Há mais de dez anos, além de trabalhar com tecnologia de aplicação em CRM (Customer Relationship Management), estou diretamente envolvido nas questões que se referem a relacionamento com clientes. Em todo esse tempo, o discurso mais comum talvez seja “precisamos fidelizar nossos clientes, já que adquirir novos custa cinco vezes mais caro do que manter os existentes”. Estudos recentes mostram que os ciclos de mudanças em produtos e o mix de ofertas são acelerados. AC Nielsen, em pesquisa feita no ano passado, apurou que 71% dos consumidores mudaram a lista de compras nos supermercados. Mas o número dos que a mantiveram cresceu 16%. Mudam os hábitos, mudam as necessidades. E esse é só um exemplo do que acontece em todas as indústrias, do varejo aos serviços profissionais. Da comida a serviços bancários.
Ora, dirá o leitor ou leitora, se isso é verdade, a tarefa de manter clientes é realmente muito dura. Não tenham dúvidas. Mas ela pode se tornar quase impossível quando não se cumpre o que promete. É comum a não-entrega do que se vende e bombardeio do cliente com mensagens e ofertas conflitantes.

========================

Instruções:
1 > Responda com base no texto sobre fidelização de clientes:
(a) Há quanto tempo quem escreve trabalha com tecnologia de aplicação em CRM?
(b) Segundo a pesquisa da AC Nielsen, que porcentagem dos consumidores mudou a lista de compras nos supermercados?
(c) O que pode tornar quase impossível a tarefa de manter clientes?
2 > Prossiga com o texto sobre fidelização de clientes a partir do ponto em que ele termina.
A listagem não tem relação com o texto sobre fidelização de clientes.

========================

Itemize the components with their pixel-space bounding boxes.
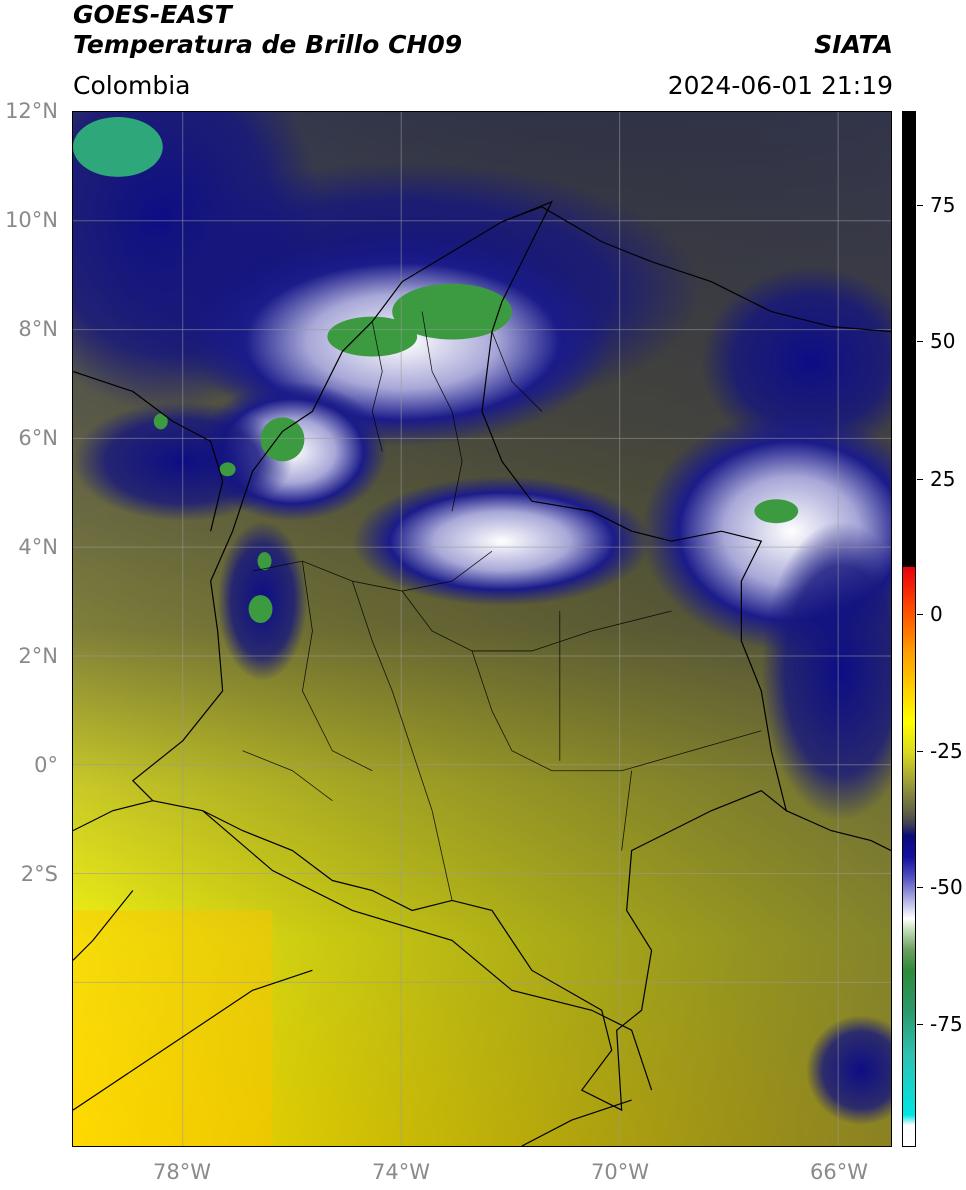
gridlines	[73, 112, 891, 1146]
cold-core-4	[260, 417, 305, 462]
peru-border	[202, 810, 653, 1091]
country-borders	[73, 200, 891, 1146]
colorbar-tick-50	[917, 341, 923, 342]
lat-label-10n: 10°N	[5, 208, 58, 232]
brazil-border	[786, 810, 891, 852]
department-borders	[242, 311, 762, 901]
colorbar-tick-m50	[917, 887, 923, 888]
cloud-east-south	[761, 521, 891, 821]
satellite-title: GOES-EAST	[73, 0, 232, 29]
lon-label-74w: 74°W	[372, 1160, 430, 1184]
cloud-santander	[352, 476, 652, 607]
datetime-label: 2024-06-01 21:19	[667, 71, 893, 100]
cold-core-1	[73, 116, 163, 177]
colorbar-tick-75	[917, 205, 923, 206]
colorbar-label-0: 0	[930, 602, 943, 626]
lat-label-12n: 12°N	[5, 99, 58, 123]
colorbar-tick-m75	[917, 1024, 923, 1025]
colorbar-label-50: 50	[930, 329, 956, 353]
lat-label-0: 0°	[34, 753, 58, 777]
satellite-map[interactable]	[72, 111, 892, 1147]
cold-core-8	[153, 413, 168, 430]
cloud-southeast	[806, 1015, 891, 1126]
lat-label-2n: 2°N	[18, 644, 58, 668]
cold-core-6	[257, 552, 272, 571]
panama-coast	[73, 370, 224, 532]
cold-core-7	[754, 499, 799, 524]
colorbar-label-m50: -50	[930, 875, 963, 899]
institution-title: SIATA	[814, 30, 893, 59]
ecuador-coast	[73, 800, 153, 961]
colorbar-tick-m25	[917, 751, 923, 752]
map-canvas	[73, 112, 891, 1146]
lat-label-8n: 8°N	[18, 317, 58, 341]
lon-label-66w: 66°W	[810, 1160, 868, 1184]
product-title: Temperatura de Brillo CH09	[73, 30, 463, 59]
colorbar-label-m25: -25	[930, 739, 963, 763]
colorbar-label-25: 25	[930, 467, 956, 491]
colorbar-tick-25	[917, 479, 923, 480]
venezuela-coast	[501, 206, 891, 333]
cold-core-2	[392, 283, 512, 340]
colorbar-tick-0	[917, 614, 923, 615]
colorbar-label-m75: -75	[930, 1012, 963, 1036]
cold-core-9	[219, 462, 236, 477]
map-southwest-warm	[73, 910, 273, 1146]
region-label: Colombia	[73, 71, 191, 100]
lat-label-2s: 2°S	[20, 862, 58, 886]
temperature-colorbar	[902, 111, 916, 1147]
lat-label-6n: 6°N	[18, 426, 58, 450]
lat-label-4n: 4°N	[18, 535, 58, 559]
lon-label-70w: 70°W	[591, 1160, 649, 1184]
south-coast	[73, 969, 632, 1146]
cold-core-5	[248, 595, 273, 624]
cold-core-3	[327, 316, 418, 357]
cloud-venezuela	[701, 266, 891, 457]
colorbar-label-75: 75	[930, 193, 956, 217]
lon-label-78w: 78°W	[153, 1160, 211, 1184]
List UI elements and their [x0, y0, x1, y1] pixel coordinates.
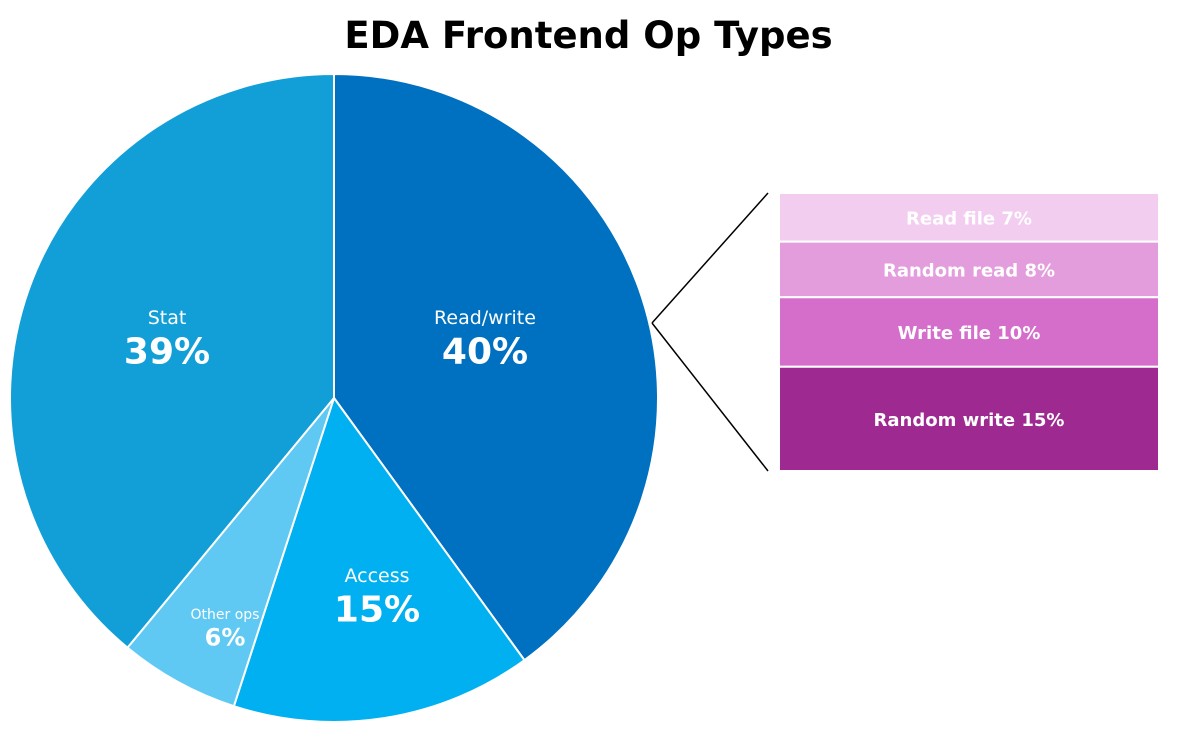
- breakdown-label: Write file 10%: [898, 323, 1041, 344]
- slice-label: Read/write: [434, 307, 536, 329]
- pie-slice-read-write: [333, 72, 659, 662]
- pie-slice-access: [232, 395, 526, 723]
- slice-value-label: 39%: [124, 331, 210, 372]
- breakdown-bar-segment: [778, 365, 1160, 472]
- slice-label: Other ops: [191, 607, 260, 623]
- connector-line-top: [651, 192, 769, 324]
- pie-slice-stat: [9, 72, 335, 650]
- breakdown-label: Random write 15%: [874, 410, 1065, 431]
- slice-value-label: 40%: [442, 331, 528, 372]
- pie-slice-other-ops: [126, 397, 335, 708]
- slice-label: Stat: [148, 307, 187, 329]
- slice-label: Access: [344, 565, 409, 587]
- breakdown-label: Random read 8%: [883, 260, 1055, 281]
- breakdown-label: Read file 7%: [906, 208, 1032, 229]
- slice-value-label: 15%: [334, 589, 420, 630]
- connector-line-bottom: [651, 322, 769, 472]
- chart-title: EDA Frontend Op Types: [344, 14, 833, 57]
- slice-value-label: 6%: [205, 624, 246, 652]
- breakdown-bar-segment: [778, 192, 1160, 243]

========================

Respostas:
1 >
(a) Há mais de dez anos.
(b) 71%.
(c) Não cumprir o que se promete.

2 >
Empresas que fornecem mais de um produto desejam vender mais ao mesmo cliente. A chamada venda cruzada. Além de ser essa uma venda que, por si só, representa muito, também é uma chance de estreitar o vínculo com o cliente. Todos sabem que o consumidor de vários produtos tem menos chance de deixar a empresa do que aquele que só usa um. No ramo de serviços, esse fato é a regra. Mas o que se vê? A TV a cabo que não sabe lidar com os problemas simples do dia-a-dia, como uma cobrança em duplicidade, insiste com o mesmo cliente, que, no caso sou eu, quase diariamente, querendo que assine o serviço de banda larga. Por que eu faria isso? Para ter dois problemas? Já basta um. E o pior é que, quando aproveito para tentar fazer uma compra cruzada, isto é, digo a agente de televendas que eu aceitaria a proposta desde que me devolvessem o dinheiro que me cobraram a mais no outro serviço, adivinhem a resposta! “Desculpe senhor, mas nada posso fazer a esse respeito, mas conosco isso não vai acontecer”. Ora, se o serviço da TV a cabo fosse bom (não excepcional ou encantador, mas apenas bom e correto), a chance de eu adquirir o serviço de banda larga certamente seria maior do que é hoje. Mas não. O serviço é problemático e a operadora ainda acha que eu vou comprar mais alguma coisa… Por outro lado, se fizessem apenas o que é possível e certo, talvez eu fosse hoje cliente de mais um produto da mesma empresa.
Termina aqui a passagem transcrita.